_WHAT YOU NEED TO DO_.
Find and copy each line of the records where the string "Probation" shows up.

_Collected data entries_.
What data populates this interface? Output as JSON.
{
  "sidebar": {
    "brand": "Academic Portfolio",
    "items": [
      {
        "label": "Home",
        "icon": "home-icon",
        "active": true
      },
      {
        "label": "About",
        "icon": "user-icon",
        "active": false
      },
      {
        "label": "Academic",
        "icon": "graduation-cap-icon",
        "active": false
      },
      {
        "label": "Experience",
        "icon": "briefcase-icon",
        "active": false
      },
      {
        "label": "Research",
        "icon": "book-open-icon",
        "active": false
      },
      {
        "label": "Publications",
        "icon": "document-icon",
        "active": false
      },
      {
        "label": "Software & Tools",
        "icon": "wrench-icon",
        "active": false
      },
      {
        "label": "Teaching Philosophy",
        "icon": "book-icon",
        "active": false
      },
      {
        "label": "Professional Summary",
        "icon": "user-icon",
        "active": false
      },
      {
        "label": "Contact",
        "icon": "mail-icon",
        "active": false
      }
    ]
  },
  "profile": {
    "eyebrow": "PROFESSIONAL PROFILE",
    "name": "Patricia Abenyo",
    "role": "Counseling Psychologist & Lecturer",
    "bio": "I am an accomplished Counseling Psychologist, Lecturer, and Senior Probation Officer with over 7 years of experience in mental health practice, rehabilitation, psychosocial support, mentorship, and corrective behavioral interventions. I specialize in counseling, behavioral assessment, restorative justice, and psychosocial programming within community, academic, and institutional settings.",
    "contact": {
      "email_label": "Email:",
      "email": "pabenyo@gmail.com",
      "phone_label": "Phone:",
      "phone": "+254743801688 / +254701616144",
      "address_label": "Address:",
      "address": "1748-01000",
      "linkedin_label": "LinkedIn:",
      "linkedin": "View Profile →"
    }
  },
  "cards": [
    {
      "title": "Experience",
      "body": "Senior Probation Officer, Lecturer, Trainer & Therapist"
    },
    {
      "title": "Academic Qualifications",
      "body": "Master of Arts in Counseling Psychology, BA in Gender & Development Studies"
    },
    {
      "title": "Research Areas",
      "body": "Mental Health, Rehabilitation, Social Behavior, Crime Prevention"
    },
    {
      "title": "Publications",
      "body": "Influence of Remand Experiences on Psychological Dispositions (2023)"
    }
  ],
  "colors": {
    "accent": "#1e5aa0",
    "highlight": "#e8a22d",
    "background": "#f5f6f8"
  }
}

_WORKED SOLUTION_.
    "bio": "I am an accomplished Counseling Psychologist, Lecturer, and Senior Probation Officer with over 7 years of experience in mental health practice, rehabilitation, psychosocial support, mentorship, and corrective behavioral interventions. I specialize in counseling, behavioral assessment, restorative justice, and psychosocial programming within community, academic, and institutional settings.",
      "body": "Senior Probation Officer, Lecturer, Trainer & Therapist"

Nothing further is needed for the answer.